-- Record extracts start --

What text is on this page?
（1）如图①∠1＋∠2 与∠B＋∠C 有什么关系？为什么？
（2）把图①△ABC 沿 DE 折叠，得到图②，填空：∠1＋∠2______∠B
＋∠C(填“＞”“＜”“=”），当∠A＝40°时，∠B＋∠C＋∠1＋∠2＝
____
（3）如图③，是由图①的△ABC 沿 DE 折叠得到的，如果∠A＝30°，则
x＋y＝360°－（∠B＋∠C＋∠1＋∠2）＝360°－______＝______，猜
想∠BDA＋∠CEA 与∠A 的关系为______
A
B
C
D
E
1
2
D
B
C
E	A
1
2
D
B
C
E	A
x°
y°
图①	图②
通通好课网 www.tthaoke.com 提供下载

-- Record extracts end --
-- Record extracts start --

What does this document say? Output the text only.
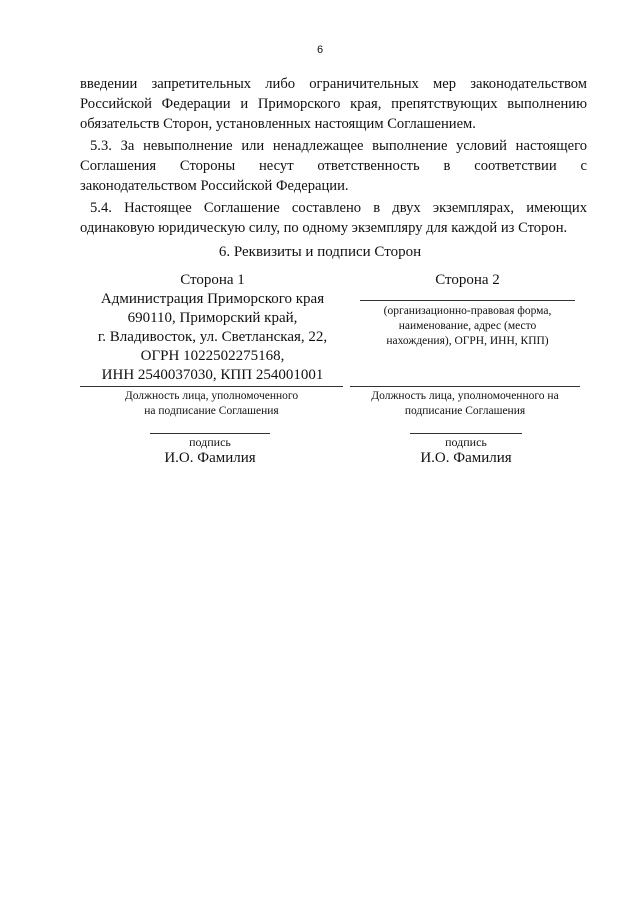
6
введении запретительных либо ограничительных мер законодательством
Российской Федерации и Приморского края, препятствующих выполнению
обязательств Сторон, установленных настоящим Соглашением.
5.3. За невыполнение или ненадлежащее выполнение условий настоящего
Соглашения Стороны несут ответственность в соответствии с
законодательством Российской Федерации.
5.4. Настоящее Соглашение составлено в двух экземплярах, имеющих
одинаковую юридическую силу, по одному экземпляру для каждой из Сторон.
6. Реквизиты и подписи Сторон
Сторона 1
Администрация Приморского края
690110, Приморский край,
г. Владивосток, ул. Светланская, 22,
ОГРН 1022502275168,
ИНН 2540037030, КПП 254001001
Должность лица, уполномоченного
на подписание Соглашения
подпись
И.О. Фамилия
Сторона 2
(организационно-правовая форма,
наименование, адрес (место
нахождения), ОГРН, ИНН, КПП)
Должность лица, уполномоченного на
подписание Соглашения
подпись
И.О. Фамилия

-- Record extracts end --

• Task objective:
Pull every line containing the word "text" out of the material.

• Result:
What text is on this page?
What does this document say? Output the text only.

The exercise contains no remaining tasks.